[Exercise inputs]:
+ + + +

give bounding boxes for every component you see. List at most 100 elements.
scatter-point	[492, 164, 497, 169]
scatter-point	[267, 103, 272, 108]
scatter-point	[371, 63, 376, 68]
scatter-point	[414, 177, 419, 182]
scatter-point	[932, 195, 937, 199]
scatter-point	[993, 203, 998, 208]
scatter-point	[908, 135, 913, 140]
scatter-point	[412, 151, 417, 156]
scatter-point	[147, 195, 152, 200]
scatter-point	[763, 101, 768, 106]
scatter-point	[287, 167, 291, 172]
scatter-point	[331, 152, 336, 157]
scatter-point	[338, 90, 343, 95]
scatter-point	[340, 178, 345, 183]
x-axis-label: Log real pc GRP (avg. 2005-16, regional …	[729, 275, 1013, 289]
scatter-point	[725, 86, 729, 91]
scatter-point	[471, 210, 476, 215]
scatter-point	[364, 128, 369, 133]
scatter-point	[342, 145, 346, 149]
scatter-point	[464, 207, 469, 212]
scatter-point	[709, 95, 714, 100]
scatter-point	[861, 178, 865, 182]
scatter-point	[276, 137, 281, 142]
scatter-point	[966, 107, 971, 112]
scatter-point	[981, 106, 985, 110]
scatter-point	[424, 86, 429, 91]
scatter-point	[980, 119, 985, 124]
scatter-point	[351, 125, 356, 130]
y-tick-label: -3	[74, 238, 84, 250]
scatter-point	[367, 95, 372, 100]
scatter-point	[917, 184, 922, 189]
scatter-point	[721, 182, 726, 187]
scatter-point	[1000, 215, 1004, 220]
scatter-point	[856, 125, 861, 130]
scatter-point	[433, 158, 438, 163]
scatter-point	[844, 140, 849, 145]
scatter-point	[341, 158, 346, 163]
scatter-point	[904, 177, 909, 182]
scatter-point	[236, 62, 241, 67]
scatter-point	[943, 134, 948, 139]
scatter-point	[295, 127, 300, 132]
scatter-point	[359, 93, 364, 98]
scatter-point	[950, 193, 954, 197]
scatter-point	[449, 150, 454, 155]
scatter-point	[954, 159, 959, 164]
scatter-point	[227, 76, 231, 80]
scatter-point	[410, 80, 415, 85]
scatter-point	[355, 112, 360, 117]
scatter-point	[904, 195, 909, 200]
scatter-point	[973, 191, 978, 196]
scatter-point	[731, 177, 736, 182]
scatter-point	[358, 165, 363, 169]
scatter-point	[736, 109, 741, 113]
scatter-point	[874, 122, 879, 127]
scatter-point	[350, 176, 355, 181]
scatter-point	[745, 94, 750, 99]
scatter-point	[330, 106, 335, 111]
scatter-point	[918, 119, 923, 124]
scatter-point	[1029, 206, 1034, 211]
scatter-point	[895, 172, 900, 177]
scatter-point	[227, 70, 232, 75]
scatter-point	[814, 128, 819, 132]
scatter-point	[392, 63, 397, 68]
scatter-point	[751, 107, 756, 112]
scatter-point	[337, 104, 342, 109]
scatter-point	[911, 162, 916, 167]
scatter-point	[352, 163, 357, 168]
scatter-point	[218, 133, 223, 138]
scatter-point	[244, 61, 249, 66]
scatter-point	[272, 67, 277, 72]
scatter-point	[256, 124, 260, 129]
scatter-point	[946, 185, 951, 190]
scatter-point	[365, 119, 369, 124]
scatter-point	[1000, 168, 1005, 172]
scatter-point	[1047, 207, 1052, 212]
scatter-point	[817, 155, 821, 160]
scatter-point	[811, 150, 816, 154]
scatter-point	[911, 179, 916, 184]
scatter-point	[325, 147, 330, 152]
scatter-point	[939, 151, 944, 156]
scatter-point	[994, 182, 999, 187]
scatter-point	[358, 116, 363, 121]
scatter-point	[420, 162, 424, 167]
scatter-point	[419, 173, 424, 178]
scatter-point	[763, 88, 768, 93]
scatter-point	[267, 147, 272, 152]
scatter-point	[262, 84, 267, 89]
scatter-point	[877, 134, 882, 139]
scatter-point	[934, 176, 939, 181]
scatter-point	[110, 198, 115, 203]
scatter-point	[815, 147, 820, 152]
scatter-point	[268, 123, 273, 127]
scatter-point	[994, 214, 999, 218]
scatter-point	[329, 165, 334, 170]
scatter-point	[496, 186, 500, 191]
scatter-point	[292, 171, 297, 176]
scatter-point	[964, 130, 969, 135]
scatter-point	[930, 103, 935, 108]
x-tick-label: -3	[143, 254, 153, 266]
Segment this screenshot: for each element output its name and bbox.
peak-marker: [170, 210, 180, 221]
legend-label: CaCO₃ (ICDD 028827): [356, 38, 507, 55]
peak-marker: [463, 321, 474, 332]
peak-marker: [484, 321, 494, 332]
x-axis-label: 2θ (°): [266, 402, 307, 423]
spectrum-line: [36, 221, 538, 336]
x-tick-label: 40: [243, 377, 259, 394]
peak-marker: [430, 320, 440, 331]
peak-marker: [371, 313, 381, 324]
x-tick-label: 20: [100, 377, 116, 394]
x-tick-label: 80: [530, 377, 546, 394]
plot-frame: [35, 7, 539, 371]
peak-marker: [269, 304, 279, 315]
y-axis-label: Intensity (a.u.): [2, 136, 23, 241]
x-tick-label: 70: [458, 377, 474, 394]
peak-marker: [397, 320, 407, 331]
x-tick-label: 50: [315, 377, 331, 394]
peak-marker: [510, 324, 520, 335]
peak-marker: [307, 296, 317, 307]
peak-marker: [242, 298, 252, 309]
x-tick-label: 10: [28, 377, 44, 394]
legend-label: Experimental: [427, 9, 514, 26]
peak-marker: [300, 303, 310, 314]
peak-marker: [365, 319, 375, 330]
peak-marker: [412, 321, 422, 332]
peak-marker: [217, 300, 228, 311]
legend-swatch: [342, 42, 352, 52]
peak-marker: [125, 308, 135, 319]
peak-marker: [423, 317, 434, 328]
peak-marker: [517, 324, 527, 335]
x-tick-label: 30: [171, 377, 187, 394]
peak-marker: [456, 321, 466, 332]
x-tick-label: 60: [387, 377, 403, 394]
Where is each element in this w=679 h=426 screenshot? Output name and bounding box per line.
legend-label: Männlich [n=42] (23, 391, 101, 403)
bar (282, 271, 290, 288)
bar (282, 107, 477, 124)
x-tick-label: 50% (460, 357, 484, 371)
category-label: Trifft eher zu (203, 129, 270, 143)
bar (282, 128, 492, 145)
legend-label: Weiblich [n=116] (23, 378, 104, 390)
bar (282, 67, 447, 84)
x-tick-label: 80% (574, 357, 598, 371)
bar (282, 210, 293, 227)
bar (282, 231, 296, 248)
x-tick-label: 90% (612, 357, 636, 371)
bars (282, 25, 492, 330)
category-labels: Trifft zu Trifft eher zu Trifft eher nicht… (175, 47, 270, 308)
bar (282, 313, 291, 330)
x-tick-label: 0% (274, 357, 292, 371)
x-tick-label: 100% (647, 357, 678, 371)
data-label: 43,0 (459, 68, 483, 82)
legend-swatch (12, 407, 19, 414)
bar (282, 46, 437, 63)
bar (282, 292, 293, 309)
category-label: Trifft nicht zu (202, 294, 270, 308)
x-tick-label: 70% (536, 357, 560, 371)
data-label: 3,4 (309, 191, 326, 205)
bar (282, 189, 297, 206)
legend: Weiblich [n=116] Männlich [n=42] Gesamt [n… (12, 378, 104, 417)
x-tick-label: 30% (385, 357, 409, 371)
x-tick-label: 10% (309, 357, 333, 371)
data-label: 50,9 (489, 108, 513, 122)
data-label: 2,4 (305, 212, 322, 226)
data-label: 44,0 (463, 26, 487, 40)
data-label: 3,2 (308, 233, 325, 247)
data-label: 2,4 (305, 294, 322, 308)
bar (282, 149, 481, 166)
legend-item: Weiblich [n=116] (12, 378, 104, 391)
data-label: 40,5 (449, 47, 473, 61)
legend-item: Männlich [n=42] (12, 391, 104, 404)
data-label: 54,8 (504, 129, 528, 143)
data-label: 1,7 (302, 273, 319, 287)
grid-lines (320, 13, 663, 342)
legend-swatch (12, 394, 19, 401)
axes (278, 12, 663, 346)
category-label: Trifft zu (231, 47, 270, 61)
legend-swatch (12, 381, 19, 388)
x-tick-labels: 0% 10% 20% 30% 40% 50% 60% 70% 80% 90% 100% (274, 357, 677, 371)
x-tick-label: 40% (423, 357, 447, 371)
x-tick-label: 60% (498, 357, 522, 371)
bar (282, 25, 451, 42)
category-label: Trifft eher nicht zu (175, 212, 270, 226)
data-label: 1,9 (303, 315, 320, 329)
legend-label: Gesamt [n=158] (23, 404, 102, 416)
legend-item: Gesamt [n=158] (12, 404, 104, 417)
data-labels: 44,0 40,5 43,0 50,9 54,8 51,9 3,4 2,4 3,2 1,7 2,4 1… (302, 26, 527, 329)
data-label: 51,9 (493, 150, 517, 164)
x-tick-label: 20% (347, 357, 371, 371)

+ + + +

[Problem to solve]:
Give the lines from the start up to and including the line with "178, 345, 183]" as a Markdown table with the columns Row and Line, leaving out blank lines.

[Full answer]:
| Row | Line |
|---|---|
| 1 | give bounding boxes for every component you see. List at most 100 elements. |
| 2 | scatter-point	[492, 164, 497, 169] |
| 3 | scatter-point	[267, 103, 272, 108] |
| 4 | scatter-point	[371, 63, 376, 68] |
| 5 | scatter-point	[414, 177, 419, 182] |
| 6 | scatter-point	[932, 195, 937, 199] |
| 7 | scatter-point	[993, 203, 998, 208] |
| 8 | scatter-point	[908, 135, 913, 140] |
| 9 | scatter-point	[412, 151, 417, 156] |
| 10 | scatter-point	[147, 195, 152, 200] |
| 11 | scatter-point	[763, 101, 768, 106] |
| 12 | scatter-point	[287, 167, 291, 172] |
| 13 | scatter-point	[331, 152, 336, 157] |
| 14 | scatter-point	[338, 90, 343, 95] |
| 15 | scatter-point	[340, 178, 345, 183] |